Dataset records
______

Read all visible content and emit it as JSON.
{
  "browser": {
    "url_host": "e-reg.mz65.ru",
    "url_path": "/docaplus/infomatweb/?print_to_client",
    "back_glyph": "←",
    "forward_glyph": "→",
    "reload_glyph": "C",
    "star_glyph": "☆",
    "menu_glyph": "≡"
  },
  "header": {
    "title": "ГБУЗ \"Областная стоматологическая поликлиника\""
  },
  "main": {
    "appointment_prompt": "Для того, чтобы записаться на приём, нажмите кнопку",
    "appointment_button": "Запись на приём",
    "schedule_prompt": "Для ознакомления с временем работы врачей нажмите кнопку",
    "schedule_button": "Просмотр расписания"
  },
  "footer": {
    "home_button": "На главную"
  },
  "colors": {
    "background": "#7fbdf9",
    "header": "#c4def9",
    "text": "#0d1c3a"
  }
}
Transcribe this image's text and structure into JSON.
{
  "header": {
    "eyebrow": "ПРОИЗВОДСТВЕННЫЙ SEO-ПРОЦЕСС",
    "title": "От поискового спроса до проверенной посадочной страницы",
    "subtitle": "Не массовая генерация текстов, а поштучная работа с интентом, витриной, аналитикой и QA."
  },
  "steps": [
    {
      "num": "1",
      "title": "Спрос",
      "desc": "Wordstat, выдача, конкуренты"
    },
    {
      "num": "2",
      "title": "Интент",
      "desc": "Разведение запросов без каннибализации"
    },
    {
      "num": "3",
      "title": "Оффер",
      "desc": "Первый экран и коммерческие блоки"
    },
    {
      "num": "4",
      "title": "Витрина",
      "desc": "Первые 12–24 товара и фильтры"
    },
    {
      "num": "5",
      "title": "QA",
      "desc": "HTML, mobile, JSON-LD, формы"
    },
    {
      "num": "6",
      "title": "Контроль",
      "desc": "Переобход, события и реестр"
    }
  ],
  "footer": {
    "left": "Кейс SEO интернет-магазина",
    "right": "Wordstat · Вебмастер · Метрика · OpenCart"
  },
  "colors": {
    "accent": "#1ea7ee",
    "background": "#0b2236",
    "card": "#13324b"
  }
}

______

Set exercise - Copy out all of the records above with nothing altered.

The output -
Read all visible content and emit it as JSON.
{
  "browser": {
    "url_host": "e-reg.mz65.ru",
    "url_path": "/docaplus/infomatweb/?print_to_client",
    "back_glyph": "←",
    "forward_glyph": "→",
    "reload_glyph": "C",
    "star_glyph": "☆",
    "menu_glyph": "≡"
  },
  "header": {
    "title": "ГБУЗ \"Областная стоматологическая поликлиника\""
  },
  "main": {
    "appointment_prompt": "Для того, чтобы записаться на приём, нажмите кнопку",
    "appointment_button": "Запись на приём",
    "schedule_prompt": "Для ознакомления с временем работы врачей нажмите кнопку",
    "schedule_button": "Просмотр расписания"
  },
  "footer": {
    "home_button": "На главную"
  },
  "colors": {
    "background": "#7fbdf9",
    "header": "#c4def9",
    "text": "#0d1c3a"
  }
}
Transcribe this image's text and structure into JSON.
{
  "header": {
    "eyebrow": "ПРОИЗВОДСТВЕННЫЙ SEO-ПРОЦЕСС",
    "title": "От поискового спроса до проверенной посадочной страницы",
    "subtitle": "Не массовая генерация текстов, а поштучная работа с интентом, витриной, аналитикой и QA."
  },
  "steps": [
    {
      "num": "1",
      "title": "Спрос",
      "desc": "Wordstat, выдача, конкуренты"
    },
    {
      "num": "2",
      "title": "Интент",
      "desc": "Разведение запросов без каннибализации"
    },
    {
      "num": "3",
      "title": "Оффер",
      "desc": "Первый экран и коммерческие блоки"
    },
    {
      "num": "4",
      "title": "Витрина",
      "desc": "Первые 12–24 товара и фильтры"
    },
    {
      "num": "5",
      "title": "QA",
      "desc": "HTML, mobile, JSON-LD, формы"
    },
    {
      "num": "6",
      "title": "Контроль",
      "desc": "Переобход, события и реестр"
    }
  ],
  "footer": {
    "left": "Кейс SEO интернет-магазина",
    "right": "Wordstat · Вебмастер · Метрика · OpenCart"
  },
  "colors": {
    "accent": "#1ea7ee",
    "background": "#0b2236",
    "card": "#13324b"
  }
}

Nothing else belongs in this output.